▶ _Problem requirements_
Send each entry back exactly as given, pictures excluded.

▶ _Provided material_
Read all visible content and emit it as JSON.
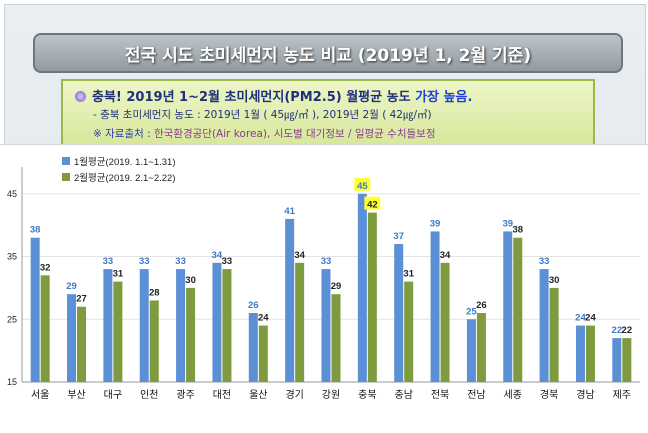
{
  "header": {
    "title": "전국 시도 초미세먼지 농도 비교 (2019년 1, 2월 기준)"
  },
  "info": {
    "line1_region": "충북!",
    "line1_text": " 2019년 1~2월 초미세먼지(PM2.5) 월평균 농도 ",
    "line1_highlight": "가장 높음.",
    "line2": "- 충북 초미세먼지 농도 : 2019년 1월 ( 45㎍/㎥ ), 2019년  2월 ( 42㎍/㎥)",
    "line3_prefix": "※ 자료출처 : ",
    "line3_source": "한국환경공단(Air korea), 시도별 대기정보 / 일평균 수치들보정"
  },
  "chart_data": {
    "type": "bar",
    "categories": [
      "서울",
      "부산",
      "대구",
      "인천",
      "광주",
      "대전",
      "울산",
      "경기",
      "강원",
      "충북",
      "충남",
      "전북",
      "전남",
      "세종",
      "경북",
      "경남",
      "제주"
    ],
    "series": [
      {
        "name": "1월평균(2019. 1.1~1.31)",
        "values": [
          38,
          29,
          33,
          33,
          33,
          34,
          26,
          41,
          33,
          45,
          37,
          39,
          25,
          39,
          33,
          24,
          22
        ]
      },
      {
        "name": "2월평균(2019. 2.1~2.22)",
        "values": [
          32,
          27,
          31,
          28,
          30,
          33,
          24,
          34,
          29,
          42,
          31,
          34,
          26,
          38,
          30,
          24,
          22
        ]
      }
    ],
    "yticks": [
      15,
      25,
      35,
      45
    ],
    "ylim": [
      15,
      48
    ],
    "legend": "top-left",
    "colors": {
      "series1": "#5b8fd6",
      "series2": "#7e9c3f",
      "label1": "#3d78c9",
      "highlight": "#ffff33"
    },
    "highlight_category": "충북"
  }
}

▶ _Written reply_
Read all visible content and emit it as JSON.
{
  "header": {
    "title": "전국 시도 초미세먼지 농도 비교 (2019년 1, 2월 기준)"
  },
  "info": {
    "line1_region": "충북!",
    "line1_text": " 2019년 1~2월 초미세먼지(PM2.5) 월평균 농도 ",
    "line1_highlight": "가장 높음.",
    "line2": "- 충북 초미세먼지 농도 : 2019년 1월 ( 45㎍/㎥ ), 2019년  2월 ( 42㎍/㎥)",
    "line3_prefix": "※ 자료출처 : ",
    "line3_source": "한국환경공단(Air korea), 시도별 대기정보 / 일평균 수치들보정"
  },
  "chart_data": {
    "type": "bar",
    "categories": [
      "서울",
      "부산",
      "대구",
      "인천",
      "광주",
      "대전",
      "울산",
      "경기",
      "강원",
      "충북",
      "충남",
      "전북",
      "전남",
      "세종",
      "경북",
      "경남",
      "제주"
    ],
    "series": [
      {
        "name": "1월평균(2019. 1.1~1.31)",
        "values": [
          38,
          29,
          33,
          33,
          33,
          34,
          26,
          41,
          33,
          45,
          37,
          39,
          25,
          39,
          33,
          24,
          22
        ]
      },
      {
        "name": "2월평균(2019. 2.1~2.22)",
        "values": [
          32,
          27,
          31,
          28,
          30,
          33,
          24,
          34,
          29,
          42,
          31,
          34,
          26,
          38,
          30,
          24,
          22
        ]
      }
    ],
    "yticks": [
      15,
      25,
      35,
      45
    ],
    "ylim": [
      15,
      48
    ],
    "legend": "top-left",
    "colors": {
      "series1": "#5b8fd6",
      "series2": "#7e9c3f",
      "label1": "#3d78c9",
      "highlight": "#ffff33"
    },
    "highlight_category": "충북"
  }
}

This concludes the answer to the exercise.